### TASK INSTRUCTIONS:
Each line of the material below should be reproduced exactly.

### STORED DATA:
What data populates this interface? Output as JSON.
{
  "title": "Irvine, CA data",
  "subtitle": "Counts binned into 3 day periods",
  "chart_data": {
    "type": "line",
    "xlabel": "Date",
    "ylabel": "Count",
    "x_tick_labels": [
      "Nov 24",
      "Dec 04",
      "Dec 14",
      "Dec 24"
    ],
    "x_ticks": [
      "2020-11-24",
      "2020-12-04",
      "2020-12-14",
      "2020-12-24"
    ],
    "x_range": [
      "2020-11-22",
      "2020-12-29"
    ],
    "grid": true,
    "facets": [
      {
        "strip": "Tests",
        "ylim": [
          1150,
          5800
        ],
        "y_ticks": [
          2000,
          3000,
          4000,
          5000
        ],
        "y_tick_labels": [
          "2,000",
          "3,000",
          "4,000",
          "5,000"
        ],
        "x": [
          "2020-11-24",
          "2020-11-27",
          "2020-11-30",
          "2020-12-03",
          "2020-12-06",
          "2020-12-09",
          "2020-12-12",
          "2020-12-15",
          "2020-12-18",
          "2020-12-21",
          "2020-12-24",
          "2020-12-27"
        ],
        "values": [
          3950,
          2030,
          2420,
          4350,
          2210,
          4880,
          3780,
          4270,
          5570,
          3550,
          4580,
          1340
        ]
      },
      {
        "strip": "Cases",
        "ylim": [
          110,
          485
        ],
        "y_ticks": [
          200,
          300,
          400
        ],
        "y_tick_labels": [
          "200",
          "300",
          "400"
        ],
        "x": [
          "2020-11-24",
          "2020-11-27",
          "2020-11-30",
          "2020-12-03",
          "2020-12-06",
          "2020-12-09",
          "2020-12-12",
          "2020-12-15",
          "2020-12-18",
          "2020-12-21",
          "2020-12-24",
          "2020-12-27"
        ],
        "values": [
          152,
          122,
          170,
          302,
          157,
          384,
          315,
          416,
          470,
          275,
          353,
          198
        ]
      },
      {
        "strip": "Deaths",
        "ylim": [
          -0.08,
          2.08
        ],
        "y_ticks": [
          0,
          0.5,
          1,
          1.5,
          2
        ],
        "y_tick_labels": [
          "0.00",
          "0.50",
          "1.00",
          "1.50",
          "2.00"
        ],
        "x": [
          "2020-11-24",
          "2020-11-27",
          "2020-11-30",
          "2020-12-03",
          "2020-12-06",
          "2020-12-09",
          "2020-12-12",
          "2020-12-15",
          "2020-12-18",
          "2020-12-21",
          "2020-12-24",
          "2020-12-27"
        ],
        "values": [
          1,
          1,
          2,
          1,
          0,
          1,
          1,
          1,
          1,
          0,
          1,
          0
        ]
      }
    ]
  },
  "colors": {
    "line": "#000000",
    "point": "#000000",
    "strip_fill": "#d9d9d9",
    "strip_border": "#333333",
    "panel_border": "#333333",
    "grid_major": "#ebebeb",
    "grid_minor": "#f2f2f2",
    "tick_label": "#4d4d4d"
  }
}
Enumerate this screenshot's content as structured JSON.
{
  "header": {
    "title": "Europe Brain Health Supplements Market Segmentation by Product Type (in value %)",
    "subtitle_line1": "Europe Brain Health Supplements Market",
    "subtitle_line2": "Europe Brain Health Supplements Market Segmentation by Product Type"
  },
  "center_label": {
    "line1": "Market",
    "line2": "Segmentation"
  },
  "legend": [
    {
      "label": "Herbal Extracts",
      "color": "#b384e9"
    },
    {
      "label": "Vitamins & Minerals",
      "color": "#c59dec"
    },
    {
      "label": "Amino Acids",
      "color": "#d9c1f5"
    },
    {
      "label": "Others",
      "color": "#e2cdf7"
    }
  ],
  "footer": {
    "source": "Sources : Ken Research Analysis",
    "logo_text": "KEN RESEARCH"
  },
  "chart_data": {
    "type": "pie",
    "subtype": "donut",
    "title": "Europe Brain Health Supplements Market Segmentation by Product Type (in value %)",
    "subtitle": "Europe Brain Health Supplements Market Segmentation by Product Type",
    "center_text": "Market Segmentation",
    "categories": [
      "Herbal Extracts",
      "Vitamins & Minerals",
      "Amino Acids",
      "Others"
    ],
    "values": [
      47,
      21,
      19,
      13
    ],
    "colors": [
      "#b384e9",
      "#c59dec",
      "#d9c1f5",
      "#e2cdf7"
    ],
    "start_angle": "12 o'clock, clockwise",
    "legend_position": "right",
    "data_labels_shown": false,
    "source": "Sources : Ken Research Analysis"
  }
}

### TASK ANSWER:
What data populates this interface? Output as JSON.
{
  "title": "Irvine, CA data",
  "subtitle": "Counts binned into 3 day periods",
  "chart_data": {
    "type": "line",
    "xlabel": "Date",
    "ylabel": "Count",
    "x_tick_labels": [
      "Nov 24",
      "Dec 04",
      "Dec 14",
      "Dec 24"
    ],
    "x_ticks": [
      "2020-11-24",
      "2020-12-04",
      "2020-12-14",
      "2020-12-24"
    ],
    "x_range": [
      "2020-11-22",
      "2020-12-29"
    ],
    "grid": true,
    "facets": [
      {
        "strip": "Tests",
        "ylim": [
          1150,
          5800
        ],
        "y_ticks": [
          2000,
          3000,
          4000,
          5000
        ],
        "y_tick_labels": [
          "2,000",
          "3,000",
          "4,000",
          "5,000"
        ],
        "x": [
          "2020-11-24",
          "2020-11-27",
          "2020-11-30",
          "2020-12-03",
          "2020-12-06",
          "2020-12-09",
          "2020-12-12",
          "2020-12-15",
          "2020-12-18",
          "2020-12-21",
          "2020-12-24",
          "2020-12-27"
        ],
        "values": [
          3950,
          2030,
          2420,
          4350,
          2210,
          4880,
          3780,
          4270,
          5570,
          3550,
          4580,
          1340
        ]
      },
      {
        "strip": "Cases",
        "ylim": [
          110,
          485
        ],
        "y_ticks": [
          200,
          300,
          400
        ],
        "y_tick_labels": [
          "200",
          "300",
          "400"
        ],
        "x": [
          "2020-11-24",
          "2020-11-27",
          "2020-11-30",
          "2020-12-03",
          "2020-12-06",
          "2020-12-09",
          "2020-12-12",
          "2020-12-15",
          "2020-12-18",
          "2020-12-21",
          "2020-12-24",
          "2020-12-27"
        ],
        "values": [
          152,
          122,
          170,
          302,
          157,
          384,
          315,
          416,
          470,
          275,
          353,
          198
        ]
      },
      {
        "strip": "Deaths",
        "ylim": [
          -0.08,
          2.08
        ],
        "y_ticks": [
          0,
          0.5,
          1,
          1.5,
          2
        ],
        "y_tick_labels": [
          "0.00",
          "0.50",
          "1.00",
          "1.50",
          "2.00"
        ],
        "x": [
          "2020-11-24",
          "2020-11-27",
          "2020-11-30",
          "2020-12-03",
          "2020-12-06",
          "2020-12-09",
          "2020-12-12",
          "2020-12-15",
          "2020-12-18",
          "2020-12-21",
          "2020-12-24",
          "2020-12-27"
        ],
        "values": [
          1,
          1,
          2,
          1,
          0,
          1,
          1,
          1,
          1,
          0,
          1,
          0
        ]
      }
    ]
  },
  "colors": {
    "line": "#000000",
    "point": "#000000",
    "strip_fill": "#d9d9d9",
    "strip_border": "#333333",
    "panel_border": "#333333",
    "grid_major": "#ebebeb",
    "grid_minor": "#f2f2f2",
    "tick_label": "#4d4d4d"
  }
}
Enumerate this screenshot's content as structured JSON.
{
  "header": {
    "title": "Europe Brain Health Supplements Market Segmentation by Product Type (in value %)",
    "subtitle_line1": "Europe Brain Health Supplements Market",
    "subtitle_line2": "Europe Brain Health Supplements Market Segmentation by Product Type"
  },
  "center_label": {
    "line1": "Market",
    "line2": "Segmentation"
  },
  "legend": [
    {
      "label": "Herbal Extracts",
      "color": "#b384e9"
    },
    {
      "label": "Vitamins & Minerals",
      "color": "#c59dec"
    },
    {
      "label": "Amino Acids",
      "color": "#d9c1f5"
    },
    {
      "label": "Others",
      "color": "#e2cdf7"
    }
  ],
  "footer": {
    "source": "Sources : Ken Research Analysis",
    "logo_text": "KEN RESEARCH"
  },
  "chart_data": {
    "type": "pie",
    "subtype": "donut",
    "title": "Europe Brain Health Supplements Market Segmentation by Product Type (in value %)",
    "subtitle": "Europe Brain Health Supplements Market Segmentation by Product Type",
    "center_text": "Market Segmentation",
    "categories": [
      "Herbal Extracts",
      "Vitamins & Minerals",
      "Amino Acids",
      "Others"
    ],
    "values": [
      47,
      21,
      19,
      13
    ],
    "colors": [
      "#b384e9",
      "#c59dec",
      "#d9c1f5",
      "#e2cdf7"
    ],
    "start_angle": "12 o'clock, clockwise",
    "legend_position": "right",
    "data_labels_shown": false,
    "source": "Sources : Ken Research Analysis"
  }
}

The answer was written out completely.